# Page
______________________________

Summary

A civil engineer is interested in determining whether four different methods of estimating flood flow frequency produce equivalent estimates of peak discharge when applied to the same watershed. Each procedure is used six times on the watershed, and the resulting discharge data (in cubic feet per second) are shown below.

We begin with the linear effects equation:

\[Y_{ij}=\mu + \tau_i + \epsilon_{ij}\]

where:

\[i = 1,2,3,4 \text{ (methods)}\]

\[j=1,2,3,4,5,6 \text{ (replicates per method)}\]

The hypothesis that we are testing is that all method effects are equal, given by:

\[H_o:\tau_1=\tau_2=\tau_3=\tau_4\] \[H_a:\text{at least one method is different}\]

Data Normality and Variance

Let’s look at the normality of the data by plotting a Q-Q plot.

library(ggplot2)
library(MASS)#for boxcox

#build the data set
method1<-c(.34,.12,1.23,.7,1.75,.12)
method2<-c(.91,2.94,2.14,2.36,2.86,4.55)
method3<-c(6.31,8.37,9.75,6.09,9.82,7.24)
method4<-c(17.15,11.82,10.97,17.20,14.35,16.82)

discharge_data<-c(method1,method2,method3,method4)
methods<-rep(c("Method1","Method2","Method3","Method4"),each=6)

#Plot Q-Q plot to look at normality
qqnorm(discharge_data);qqline(discharge_data)

Looking at the output of the Q-Q plot, we can see that there is significant deviation in the data, particularly the tails. The data is not normally distributed, and the variance is not constant.

______________________________

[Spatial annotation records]
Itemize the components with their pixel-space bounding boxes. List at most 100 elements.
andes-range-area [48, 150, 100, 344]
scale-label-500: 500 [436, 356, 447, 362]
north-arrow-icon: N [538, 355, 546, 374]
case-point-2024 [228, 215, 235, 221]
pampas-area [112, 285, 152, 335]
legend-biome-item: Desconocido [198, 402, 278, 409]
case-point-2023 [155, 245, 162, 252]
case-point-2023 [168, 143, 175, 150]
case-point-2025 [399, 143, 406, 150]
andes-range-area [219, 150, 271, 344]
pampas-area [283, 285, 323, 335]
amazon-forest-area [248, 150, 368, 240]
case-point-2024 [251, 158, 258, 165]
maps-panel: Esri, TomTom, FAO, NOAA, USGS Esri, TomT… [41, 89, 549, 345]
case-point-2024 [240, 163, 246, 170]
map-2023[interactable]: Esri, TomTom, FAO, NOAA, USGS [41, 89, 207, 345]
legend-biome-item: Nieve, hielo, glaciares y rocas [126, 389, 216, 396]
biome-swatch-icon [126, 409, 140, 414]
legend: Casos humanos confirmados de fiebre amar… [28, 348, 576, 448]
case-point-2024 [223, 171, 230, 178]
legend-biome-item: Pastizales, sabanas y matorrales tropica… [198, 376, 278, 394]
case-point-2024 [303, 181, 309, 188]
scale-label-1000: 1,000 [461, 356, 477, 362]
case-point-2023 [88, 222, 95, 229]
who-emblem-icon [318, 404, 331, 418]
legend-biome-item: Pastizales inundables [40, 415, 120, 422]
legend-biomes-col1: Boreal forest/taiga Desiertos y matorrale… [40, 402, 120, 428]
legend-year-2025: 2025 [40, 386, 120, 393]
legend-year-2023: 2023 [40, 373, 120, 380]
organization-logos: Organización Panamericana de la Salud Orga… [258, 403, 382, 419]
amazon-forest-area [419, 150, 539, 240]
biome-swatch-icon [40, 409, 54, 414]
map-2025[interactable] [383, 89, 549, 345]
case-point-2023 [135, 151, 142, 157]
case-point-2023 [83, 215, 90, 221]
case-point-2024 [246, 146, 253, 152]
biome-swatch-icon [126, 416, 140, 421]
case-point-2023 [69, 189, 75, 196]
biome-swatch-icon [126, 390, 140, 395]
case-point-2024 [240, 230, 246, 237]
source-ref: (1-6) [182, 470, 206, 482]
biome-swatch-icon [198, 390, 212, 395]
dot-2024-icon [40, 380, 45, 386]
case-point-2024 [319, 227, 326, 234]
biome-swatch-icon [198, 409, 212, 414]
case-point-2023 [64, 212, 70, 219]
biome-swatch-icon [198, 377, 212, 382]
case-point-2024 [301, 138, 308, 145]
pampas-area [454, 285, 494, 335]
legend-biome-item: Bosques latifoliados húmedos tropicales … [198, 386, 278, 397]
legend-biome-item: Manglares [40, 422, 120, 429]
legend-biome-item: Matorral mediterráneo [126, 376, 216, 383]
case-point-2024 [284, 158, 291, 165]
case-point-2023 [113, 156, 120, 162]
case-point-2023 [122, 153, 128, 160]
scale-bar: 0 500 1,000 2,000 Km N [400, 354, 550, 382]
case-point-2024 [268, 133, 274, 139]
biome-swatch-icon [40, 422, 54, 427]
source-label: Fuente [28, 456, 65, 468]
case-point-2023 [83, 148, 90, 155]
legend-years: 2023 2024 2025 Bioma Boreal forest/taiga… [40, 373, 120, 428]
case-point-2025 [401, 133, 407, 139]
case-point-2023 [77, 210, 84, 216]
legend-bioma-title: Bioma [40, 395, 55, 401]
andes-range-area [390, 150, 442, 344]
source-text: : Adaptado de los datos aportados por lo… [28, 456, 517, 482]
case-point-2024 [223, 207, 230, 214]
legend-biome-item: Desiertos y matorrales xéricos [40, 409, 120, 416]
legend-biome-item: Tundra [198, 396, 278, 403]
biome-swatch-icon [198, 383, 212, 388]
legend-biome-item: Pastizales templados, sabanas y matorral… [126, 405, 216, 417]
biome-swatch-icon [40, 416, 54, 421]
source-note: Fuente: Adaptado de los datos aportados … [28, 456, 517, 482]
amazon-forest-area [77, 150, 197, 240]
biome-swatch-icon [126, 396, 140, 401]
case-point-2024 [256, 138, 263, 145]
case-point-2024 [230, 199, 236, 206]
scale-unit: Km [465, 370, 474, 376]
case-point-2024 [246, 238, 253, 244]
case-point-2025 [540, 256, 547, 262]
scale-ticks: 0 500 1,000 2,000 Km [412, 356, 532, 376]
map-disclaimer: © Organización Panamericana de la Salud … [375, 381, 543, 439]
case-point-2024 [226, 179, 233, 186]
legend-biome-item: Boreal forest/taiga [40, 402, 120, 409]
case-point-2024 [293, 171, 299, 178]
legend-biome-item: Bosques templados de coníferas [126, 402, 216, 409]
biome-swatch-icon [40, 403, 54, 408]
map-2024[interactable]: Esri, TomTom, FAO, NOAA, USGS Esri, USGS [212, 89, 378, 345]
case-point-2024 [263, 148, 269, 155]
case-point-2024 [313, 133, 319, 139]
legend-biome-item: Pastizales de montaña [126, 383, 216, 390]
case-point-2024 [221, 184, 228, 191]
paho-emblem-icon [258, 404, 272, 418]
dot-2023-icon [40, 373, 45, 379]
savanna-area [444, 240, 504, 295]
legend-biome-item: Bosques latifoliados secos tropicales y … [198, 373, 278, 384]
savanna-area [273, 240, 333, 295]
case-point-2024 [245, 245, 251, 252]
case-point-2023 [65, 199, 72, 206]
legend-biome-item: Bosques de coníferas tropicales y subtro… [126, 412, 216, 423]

______________________________

# Tasks to perform
1. Copy out the stretch of the listing from its first line through the line that contains "legend-year-2023: 2023 [40, 373, 120, 380]", keeping every character unchanged.
2. Continue the analysis of the four flood flow frequency methods from where it stops.

# The replies
1.
Itemize the components with their pixel-space bounding boxes. List at most 100 elements.
andes-range-area [48, 150, 100, 344]
scale-label-500: 500 [436, 356, 447, 362]
north-arrow-icon: N [538, 355, 546, 374]
case-point-2024 [228, 215, 235, 221]
pampas-area [112, 285, 152, 335]
legend-biome-item: Desconocido [198, 402, 278, 409]
case-point-2023 [155, 245, 162, 252]
case-point-2023 [168, 143, 175, 150]
case-point-2025 [399, 143, 406, 150]
andes-range-area [219, 150, 271, 344]
pampas-area [283, 285, 323, 335]
amazon-forest-area [248, 150, 368, 240]
case-point-2024 [251, 158, 258, 165]
maps-panel: Esri, TomTom, FAO, NOAA, USGS Esri, TomT… [41, 89, 549, 345]
case-point-2024 [240, 163, 246, 170]
map-2023[interactable]: Esri, TomTom, FAO, NOAA, USGS [41, 89, 207, 345]
legend-biome-item: Nieve, hielo, glaciares y rocas [126, 389, 216, 396]
biome-swatch-icon [126, 409, 140, 414]
legend: Casos humanos confirmados de fiebre amar… [28, 348, 576, 448]
case-point-2024 [223, 171, 230, 178]
legend-biome-item: Pastizales, sabanas y matorrales tropica… [198, 376, 278, 394]
case-point-2024 [303, 181, 309, 188]
scale-label-1000: 1,000 [461, 356, 477, 362]
case-point-2023 [88, 222, 95, 229]
who-emblem-icon [318, 404, 331, 418]
legend-biome-item: Pastizales inundables [40, 415, 120, 422]
legend-biomes-col1: Boreal forest/taiga Desiertos y matorrale… [40, 402, 120, 428]
legend-year-2025: 2025 [40, 386, 120, 393]
legend-year-2023: 2023 [40, 373, 120, 380]

2.
ANOVA

We fit the data to an ANOVA model:

#Build data frame for ANOVA
dat<-data.frame(
  Discharge=discharge_data,
  Methods=as.factor(methods)
)

#Perform 1-way ANOVA
results_anova<-aov(Discharge~Methods,data=dat)
summary(results_anova)
##             Df Sum Sq Mean Sq F value Pr(>F)    
## Methods      3  708.7   236.2   76.29  4e-11 ***
## Residuals   20   61.9     3.1                   
## ---
## Signif. codes:  0 '***' 0.001 '**' 0.01 '*' 0.05 '.' 0.1 ' ' 1

Looking at the summary of the ANOVA, it shows a F-statistic of 76.29 and a very small p-value. This indicates that there is a significant difference between the means of the methods.

Plotting the results of the ANOVA:

#Plot ANOVA output
plot(results_anova)

Residuals vs Fitted

This plot shows that the variance increases as the fitted values increase. This indicates non-constant variance.

Q-Q plot

This plot shows that the data is not normally distributed with apparent curves at each end.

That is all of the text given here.